[start]
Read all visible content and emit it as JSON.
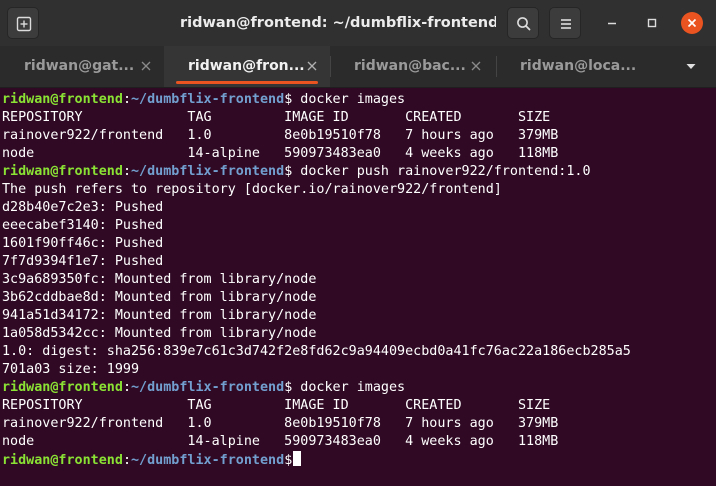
{
  "window": {
    "title": "ridwan@frontend: ~/dumbflix-frontend",
    "controls": {
      "minimize_icon": "minimize-icon",
      "maximize_icon": "maximize-icon",
      "close_icon": "close-icon"
    }
  },
  "header": {
    "new_tab_icon": "new-tab-icon",
    "search_icon": "search-icon",
    "menu_icon": "hamburger-menu-icon"
  },
  "tabs": [
    {
      "label": "ridwan@gat...",
      "active": false
    },
    {
      "label": "ridwan@fron...",
      "active": true
    },
    {
      "label": "ridwan@bac...",
      "active": false
    },
    {
      "label": "ridwan@loca...",
      "active": false
    }
  ],
  "colors": {
    "terminal_bg": "#300a24",
    "prompt_user": "#8ae234",
    "prompt_path": "#729fcf",
    "accent": "#e95420",
    "header_bg": "#303030"
  },
  "terminal": {
    "lines": [
      {
        "user": "ridwan@frontend",
        "sep": ":",
        "path": "~/dumbflix-frontend",
        "cmd": "$ docker images"
      },
      {
        "text": "REPOSITORY             TAG         IMAGE ID       CREATED       SIZE"
      },
      {
        "text": "rainover922/frontend   1.0         8e0b19510f78   7 hours ago   379MB"
      },
      {
        "text": "node                   14-alpine   590973483ea0   4 weeks ago   118MB"
      },
      {
        "user": "ridwan@frontend",
        "sep": ":",
        "path": "~/dumbflix-frontend",
        "cmd": "$ docker push rainover922/frontend:1.0"
      },
      {
        "text": "The push refers to repository [docker.io/rainover922/frontend]"
      },
      {
        "text": "d28b40e7c2e3: Pushed"
      },
      {
        "text": "eeecabef3140: Pushed"
      },
      {
        "text": "1601f90ff46c: Pushed"
      },
      {
        "text": "7f7d9394f1e7: Pushed"
      },
      {
        "text": "3c9a689350fc: Mounted from library/node"
      },
      {
        "text": "3b62cddbae8d: Mounted from library/node"
      },
      {
        "text": "941a51d34172: Mounted from library/node"
      },
      {
        "text": "1a058d5342cc: Mounted from library/node"
      },
      {
        "text": "1.0: digest: sha256:839e7c61c3d742f2e8fd62c9a94409ecbd0a41fc76ac22a186ecb285a5"
      },
      {
        "text": "701a03 size: 1999"
      },
      {
        "user": "ridwan@frontend",
        "sep": ":",
        "path": "~/dumbflix-frontend",
        "cmd": "$ docker images"
      },
      {
        "text": "REPOSITORY             TAG         IMAGE ID       CREATED       SIZE"
      },
      {
        "text": "rainover922/frontend   1.0         8e0b19510f78   7 hours ago   379MB"
      },
      {
        "text": "node                   14-alpine   590973483ea0   4 weeks ago   118MB"
      },
      {
        "user": "ridwan@frontend",
        "sep": ":",
        "path": "~/dumbflix-frontend",
        "cmd": "$"
      }
    ]
  }
}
[end]
• What the task requires: Where a line above contains the word "Pushed", copy that line.

• Task output:
        "text": "d28b40e7c2e3: Pushed"
        "text": "eeecabef3140: Pushed"
        "text": "1601f90ff46c: Pushed"
        "text": "7f7d9394f1e7: Pushed"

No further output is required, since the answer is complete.